■ TO DO ■
Return the full article on the threat facing US retail, reproducing every word of it unchanged.

Start of PAGE EXTRACT

“Retail Is The Titanic”: This Is The Biggest Threat From The Coming Amazon Monopoly

In the latest in-depth overview of the troubles facing the US retail sector, which also serves as a recap of several previous articles posted on Zero Hedge, the FT’s Robin Wigglesworth asks “Will the death of US retail be the next big short“, something covered here back in March in “Why Some Think This Is The Next “Big Short” and subsequently in “The Retail Bubble Has Now Burst”: A Record 8,640 Stores Are Closing In 2017.”

That said, there are several notable incremental data points, including dramatic soundbites by what appear to be new shorts in the space such as Stephen Kethcum of Sound Point…

The reshaping of how Americans shop by the internet is accelerating. The US retail industry faces a growing headache, with 10 companies pushed into bankruptcy already in 2017, according to Standard & Poor’s. Even Sears, a once mighty department store chain founded in 1886, is now tottering.

 

“We think the magnitude of this short could be bigger than subprime,” says Stephen Ketchum, the head of Sound Point Capital, a hedge fund that manages more than $13bn in assets. “Go to the Amazon website and type in ‘batteries’. What you see is just the tip of the future iceberg. And retail is the Titanic.”

 

“Because it is such a slow bleed, it is important to get both the direction and the timing right,” Mr Ketchum says. “We are focused on shorting the companies that have reached a tipping point for one reason or another.”

… as well as some familiar faces:

Victor Khosla, founder and senior managing partner of Strategic Value Partners, a $6bn distressed debt hedge fund, says the list of troubled retailers his firm now monitors is “extraordinarily long”, but he is staying well away.

End of PAGE EXTRACT
Start of EXTRACTED MATERIAL

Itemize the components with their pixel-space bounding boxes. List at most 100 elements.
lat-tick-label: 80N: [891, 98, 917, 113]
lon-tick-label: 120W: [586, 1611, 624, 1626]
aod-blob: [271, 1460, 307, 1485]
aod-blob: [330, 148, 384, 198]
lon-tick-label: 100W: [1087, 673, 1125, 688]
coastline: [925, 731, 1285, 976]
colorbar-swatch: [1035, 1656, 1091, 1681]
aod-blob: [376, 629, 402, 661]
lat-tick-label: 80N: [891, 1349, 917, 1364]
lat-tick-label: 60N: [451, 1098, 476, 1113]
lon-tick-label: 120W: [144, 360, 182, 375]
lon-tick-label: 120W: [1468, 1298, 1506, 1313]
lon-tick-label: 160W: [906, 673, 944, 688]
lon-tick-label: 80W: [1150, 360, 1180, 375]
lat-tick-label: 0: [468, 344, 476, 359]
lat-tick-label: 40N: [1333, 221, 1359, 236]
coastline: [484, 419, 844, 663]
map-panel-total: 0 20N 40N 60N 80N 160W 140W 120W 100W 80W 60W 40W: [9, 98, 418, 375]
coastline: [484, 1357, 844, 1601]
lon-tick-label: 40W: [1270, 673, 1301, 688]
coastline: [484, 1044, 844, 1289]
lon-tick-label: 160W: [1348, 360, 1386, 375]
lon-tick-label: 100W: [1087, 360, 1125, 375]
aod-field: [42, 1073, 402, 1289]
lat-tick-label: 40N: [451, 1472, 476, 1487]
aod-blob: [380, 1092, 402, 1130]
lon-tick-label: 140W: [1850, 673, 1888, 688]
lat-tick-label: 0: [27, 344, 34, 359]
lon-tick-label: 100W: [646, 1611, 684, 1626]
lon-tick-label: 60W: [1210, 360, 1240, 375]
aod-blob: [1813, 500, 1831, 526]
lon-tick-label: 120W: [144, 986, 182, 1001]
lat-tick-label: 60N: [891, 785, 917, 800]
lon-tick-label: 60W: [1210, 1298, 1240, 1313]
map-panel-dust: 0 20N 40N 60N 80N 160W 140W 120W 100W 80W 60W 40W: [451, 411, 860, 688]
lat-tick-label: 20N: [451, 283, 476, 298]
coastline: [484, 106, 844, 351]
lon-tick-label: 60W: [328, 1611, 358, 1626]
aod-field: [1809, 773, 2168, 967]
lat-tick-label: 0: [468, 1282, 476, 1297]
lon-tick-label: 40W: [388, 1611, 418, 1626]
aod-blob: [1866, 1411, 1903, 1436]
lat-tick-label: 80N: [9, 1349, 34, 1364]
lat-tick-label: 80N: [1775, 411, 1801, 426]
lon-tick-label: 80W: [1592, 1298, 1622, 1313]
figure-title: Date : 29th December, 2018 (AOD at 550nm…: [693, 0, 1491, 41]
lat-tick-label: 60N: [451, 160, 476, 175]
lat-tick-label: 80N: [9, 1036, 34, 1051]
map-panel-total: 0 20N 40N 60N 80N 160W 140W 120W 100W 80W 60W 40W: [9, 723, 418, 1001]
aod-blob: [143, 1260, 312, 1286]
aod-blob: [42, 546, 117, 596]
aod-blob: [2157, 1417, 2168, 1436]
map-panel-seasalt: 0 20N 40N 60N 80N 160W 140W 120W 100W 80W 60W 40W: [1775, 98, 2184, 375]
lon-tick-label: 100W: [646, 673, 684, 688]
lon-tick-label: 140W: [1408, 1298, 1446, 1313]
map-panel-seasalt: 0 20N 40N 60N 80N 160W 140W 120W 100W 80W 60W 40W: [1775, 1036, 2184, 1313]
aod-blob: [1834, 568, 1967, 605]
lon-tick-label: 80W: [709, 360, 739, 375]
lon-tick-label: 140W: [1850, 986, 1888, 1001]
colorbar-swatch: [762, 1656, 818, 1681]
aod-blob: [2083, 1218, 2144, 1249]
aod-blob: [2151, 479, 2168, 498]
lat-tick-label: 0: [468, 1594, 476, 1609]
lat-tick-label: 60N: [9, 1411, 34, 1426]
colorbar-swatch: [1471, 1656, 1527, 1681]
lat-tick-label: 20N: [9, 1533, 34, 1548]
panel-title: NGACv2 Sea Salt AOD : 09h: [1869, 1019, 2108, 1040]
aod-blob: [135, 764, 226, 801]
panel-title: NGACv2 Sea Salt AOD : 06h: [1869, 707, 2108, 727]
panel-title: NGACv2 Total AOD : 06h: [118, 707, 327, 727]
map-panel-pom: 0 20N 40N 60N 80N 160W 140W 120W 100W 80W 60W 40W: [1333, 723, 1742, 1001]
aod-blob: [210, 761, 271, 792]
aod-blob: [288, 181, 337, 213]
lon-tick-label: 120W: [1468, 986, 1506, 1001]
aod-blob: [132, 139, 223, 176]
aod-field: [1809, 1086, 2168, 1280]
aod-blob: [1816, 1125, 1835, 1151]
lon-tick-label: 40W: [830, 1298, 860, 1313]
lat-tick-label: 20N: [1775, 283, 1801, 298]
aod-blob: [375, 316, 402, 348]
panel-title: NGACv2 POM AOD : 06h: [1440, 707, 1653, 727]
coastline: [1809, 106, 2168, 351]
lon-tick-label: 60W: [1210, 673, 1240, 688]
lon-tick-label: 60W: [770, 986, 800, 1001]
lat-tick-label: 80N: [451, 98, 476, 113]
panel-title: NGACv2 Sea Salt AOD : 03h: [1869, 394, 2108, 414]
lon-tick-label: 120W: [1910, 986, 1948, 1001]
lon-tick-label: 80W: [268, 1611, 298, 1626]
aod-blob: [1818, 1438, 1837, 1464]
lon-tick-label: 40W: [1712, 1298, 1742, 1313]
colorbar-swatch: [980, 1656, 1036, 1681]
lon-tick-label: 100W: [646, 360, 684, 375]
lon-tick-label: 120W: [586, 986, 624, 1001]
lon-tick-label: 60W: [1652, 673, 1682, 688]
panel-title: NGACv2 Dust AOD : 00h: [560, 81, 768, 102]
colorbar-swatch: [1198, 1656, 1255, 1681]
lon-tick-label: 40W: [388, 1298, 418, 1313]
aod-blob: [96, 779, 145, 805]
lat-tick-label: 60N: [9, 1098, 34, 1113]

End of EXTRACTED MATERIAL

■ CORRECT RESPONSE ■
“Retail Is The Titanic”: This Is The Biggest Threat From The Coming Amazon Monopoly

In the latest in-depth overview of the troubles facing the US retail sector, which also serves as a recap of several previous articles posted on Zero Hedge, the FT’s Robin Wigglesworth asks “Will the death of US retail be the next big short“, something covered here back in March in “Why Some Think This Is The Next “Big Short” and subsequently in “The Retail Bubble Has Now Burst”: A Record 8,640 Stores Are Closing In 2017.”

That said, there are several notable incremental data points, including dramatic soundbites by what appear to be new shorts in the space such as Stephen Kethcum of Sound Point…

The reshaping of how Americans shop by the internet is accelerating. The US retail industry faces a growing headache, with 10 companies pushed into bankruptcy already in 2017, according to Standard & Poor’s. Even Sears, a once mighty department store chain founded in 1886, is now tottering.

 

“We think the magnitude of this short could be bigger than subprime,” says Stephen Ketchum, the head of Sound Point Capital, a hedge fund that manages more than $13bn in assets. “Go to the Amazon website and type in ‘batteries’. What you see is just the tip of the future iceberg. And retail is the Titanic.”

 

“Because it is such a slow bleed, it is important to get both the direction and the timing right,” Mr Ketchum says. “We are focused on shorting the companies that have reached a tipping point for one reason or another.”

… as well as some familiar faces:

Victor Khosla, founder and senior managing partner of Strategic Value Partners, a $6bn distressed debt hedge fund, says the list of troubled retailers his firm now monitors is “extraordinarily long”, but he is staying well away.